DO THIS
Sort through the entries below and pull out lines containing the word "year".

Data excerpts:
-*-*-

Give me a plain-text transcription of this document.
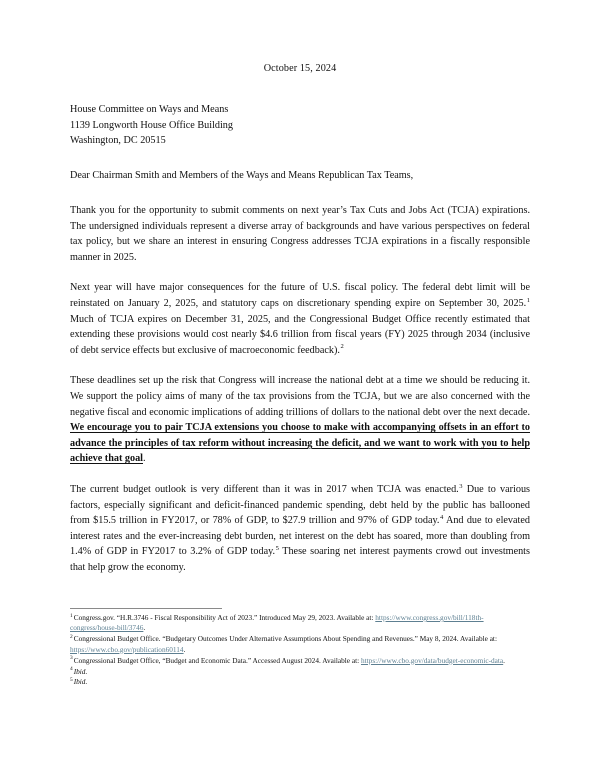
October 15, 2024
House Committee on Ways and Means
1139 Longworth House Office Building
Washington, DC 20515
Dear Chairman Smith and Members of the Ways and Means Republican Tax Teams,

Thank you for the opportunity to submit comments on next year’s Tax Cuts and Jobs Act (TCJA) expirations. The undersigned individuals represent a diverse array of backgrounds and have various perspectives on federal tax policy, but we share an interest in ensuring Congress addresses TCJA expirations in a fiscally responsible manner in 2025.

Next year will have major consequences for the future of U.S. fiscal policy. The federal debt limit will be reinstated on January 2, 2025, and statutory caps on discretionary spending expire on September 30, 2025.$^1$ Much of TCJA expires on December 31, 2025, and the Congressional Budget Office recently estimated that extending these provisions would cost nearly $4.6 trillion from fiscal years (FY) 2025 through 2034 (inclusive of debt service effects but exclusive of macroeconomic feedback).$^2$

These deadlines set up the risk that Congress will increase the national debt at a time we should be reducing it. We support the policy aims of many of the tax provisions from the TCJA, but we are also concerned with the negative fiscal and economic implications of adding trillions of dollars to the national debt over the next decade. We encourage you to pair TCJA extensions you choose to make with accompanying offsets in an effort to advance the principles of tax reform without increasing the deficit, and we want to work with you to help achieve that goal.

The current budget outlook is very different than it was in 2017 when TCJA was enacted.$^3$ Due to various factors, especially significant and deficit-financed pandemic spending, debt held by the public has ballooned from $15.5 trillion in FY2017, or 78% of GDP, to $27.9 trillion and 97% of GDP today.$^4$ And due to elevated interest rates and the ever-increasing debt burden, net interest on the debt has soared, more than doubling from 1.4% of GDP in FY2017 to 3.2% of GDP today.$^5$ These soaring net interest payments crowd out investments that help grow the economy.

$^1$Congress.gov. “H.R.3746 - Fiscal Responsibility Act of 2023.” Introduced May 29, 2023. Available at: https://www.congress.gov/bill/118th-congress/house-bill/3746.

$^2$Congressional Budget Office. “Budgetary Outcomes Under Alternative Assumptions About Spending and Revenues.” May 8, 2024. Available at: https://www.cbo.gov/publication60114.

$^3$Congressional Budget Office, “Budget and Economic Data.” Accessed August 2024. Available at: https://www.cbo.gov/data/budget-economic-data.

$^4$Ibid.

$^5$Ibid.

-*-*-

EXERCISE ANSWER
Thank you for the opportunity to submit comments on next year’s Tax Cuts and Jobs Act (TCJA) expirations. The undersigned individuals represent a diverse array of backgrounds and have various perspectives on federal tax policy, but we share an interest in ensuring Congress addresses TCJA expirations in a fiscally responsible manner in 2025.
Next year will have major consequences for the future of U.S. fiscal policy. The federal debt limit will be reinstated on January 2, 2025, and statutory caps on discretionary spending expire on September 30, 2025.$^1$ Much of TCJA expires on December 31, 2025, and the Congressional Budget Office recently estimated that extending these provisions would cost nearly $4.6 trillion from fiscal years (FY) 2025 through 2034 (inclusive of debt service effects but exclusive of macroeconomic feedback).$^2$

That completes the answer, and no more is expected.